▶ EXERCISE DETAILS
Write out every record in full, exactly as written, please.

▶ Stored data
◇ ◇ ◇ ◇
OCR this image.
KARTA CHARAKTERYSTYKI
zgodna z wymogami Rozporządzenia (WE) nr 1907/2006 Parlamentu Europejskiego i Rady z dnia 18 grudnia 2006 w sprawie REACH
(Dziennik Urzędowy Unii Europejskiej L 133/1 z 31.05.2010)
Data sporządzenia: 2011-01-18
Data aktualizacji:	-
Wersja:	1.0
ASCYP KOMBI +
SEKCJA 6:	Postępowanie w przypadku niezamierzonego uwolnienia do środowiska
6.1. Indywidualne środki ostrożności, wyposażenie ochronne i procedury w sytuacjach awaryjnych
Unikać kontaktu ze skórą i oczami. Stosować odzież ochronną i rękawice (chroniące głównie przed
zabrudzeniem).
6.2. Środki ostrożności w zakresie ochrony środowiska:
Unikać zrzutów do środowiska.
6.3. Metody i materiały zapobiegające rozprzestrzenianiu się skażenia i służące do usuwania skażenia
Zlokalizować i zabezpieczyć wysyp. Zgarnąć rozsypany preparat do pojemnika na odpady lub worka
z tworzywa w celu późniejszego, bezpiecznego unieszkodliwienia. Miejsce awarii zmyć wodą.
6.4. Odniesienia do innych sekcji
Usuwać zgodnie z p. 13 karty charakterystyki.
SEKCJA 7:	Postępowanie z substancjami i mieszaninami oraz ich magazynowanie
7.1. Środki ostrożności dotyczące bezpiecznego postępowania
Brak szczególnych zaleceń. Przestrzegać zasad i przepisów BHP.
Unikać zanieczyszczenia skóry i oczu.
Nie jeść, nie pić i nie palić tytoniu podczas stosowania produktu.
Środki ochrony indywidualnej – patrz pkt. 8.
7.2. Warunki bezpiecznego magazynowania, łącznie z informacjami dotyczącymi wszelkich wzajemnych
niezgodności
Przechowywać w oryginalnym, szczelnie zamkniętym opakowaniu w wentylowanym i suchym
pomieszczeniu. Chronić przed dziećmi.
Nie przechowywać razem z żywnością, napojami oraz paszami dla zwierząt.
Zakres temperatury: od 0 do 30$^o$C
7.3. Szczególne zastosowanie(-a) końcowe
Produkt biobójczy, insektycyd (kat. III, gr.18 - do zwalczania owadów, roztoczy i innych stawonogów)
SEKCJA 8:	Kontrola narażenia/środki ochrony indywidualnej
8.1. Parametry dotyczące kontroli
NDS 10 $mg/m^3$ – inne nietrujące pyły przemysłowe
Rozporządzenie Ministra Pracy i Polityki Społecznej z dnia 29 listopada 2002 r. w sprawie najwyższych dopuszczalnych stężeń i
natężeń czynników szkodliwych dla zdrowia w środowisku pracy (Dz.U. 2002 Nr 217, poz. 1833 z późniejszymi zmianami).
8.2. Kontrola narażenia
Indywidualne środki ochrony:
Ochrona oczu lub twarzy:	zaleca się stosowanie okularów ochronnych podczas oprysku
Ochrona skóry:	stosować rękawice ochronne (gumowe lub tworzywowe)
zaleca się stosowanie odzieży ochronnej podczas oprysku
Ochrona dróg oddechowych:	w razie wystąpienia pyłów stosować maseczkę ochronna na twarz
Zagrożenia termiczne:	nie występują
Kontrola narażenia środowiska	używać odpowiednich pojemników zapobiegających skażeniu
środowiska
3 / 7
◇ ◇ ◇ ◇
▶ RESPONSE
OCR this image.
KARTA CHARAKTERYSTYKI
zgodna z wymogami Rozporządzenia (WE) nr 1907/2006 Parlamentu Europejskiego i Rady z dnia 18 grudnia 2006 w sprawie REACH
(Dziennik Urzędowy Unii Europejskiej L 133/1 z 31.05.2010)
Data sporządzenia: 2011-01-18
Data aktualizacji:	-
Wersja:	1.0
ASCYP KOMBI +
SEKCJA 6:	Postępowanie w przypadku niezamierzonego uwolnienia do środowiska
6.1. Indywidualne środki ostrożności, wyposażenie ochronne i procedury w sytuacjach awaryjnych
Unikać kontaktu ze skórą i oczami. Stosować odzież ochronną i rękawice (chroniące głównie przed
zabrudzeniem).
6.2. Środki ostrożności w zakresie ochrony środowiska:
Unikać zrzutów do środowiska.
6.3. Metody i materiały zapobiegające rozprzestrzenianiu się skażenia i służące do usuwania skażenia
Zlokalizować i zabezpieczyć wysyp. Zgarnąć rozsypany preparat do pojemnika na odpady lub worka
z tworzywa w celu późniejszego, bezpiecznego unieszkodliwienia. Miejsce awarii zmyć wodą.
6.4. Odniesienia do innych sekcji
Usuwać zgodnie z p. 13 karty charakterystyki.
SEKCJA 7:	Postępowanie z substancjami i mieszaninami oraz ich magazynowanie
7.1. Środki ostrożności dotyczące bezpiecznego postępowania
Brak szczególnych zaleceń. Przestrzegać zasad i przepisów BHP.
Unikać zanieczyszczenia skóry i oczu.
Nie jeść, nie pić i nie palić tytoniu podczas stosowania produktu.
Środki ochrony indywidualnej – patrz pkt. 8.
7.2. Warunki bezpiecznego magazynowania, łącznie z informacjami dotyczącymi wszelkich wzajemnych
niezgodności
Przechowywać w oryginalnym, szczelnie zamkniętym opakowaniu w wentylowanym i suchym
pomieszczeniu. Chronić przed dziećmi.
Nie przechowywać razem z żywnością, napojami oraz paszami dla zwierząt.
Zakres temperatury: od 0 do 30$^o$C
7.3. Szczególne zastosowanie(-a) końcowe
Produkt biobójczy, insektycyd (kat. III, gr.18 - do zwalczania owadów, roztoczy i innych stawonogów)
SEKCJA 8:	Kontrola narażenia/środki ochrony indywidualnej
8.1. Parametry dotyczące kontroli
NDS 10 $mg/m^3$ – inne nietrujące pyły przemysłowe
Rozporządzenie Ministra Pracy i Polityki Społecznej z dnia 29 listopada 2002 r. w sprawie najwyższych dopuszczalnych stężeń i
natężeń czynników szkodliwych dla zdrowia w środowisku pracy (Dz.U. 2002 Nr 217, poz. 1833 z późniejszymi zmianami).
8.2. Kontrola narażenia
Indywidualne środki ochrony:
Ochrona oczu lub twarzy:	zaleca się stosowanie okularów ochronnych podczas oprysku
Ochrona skóry:	stosować rękawice ochronne (gumowe lub tworzywowe)
zaleca się stosowanie odzieży ochronnej podczas oprysku
Ochrona dróg oddechowych:	w razie wystąpienia pyłów stosować maseczkę ochronna na twarz
Zagrożenia termiczne:	nie występują
Kontrola narażenia środowiska	używać odpowiednich pojemników zapobiegających skażeniu
środowiska
3 / 7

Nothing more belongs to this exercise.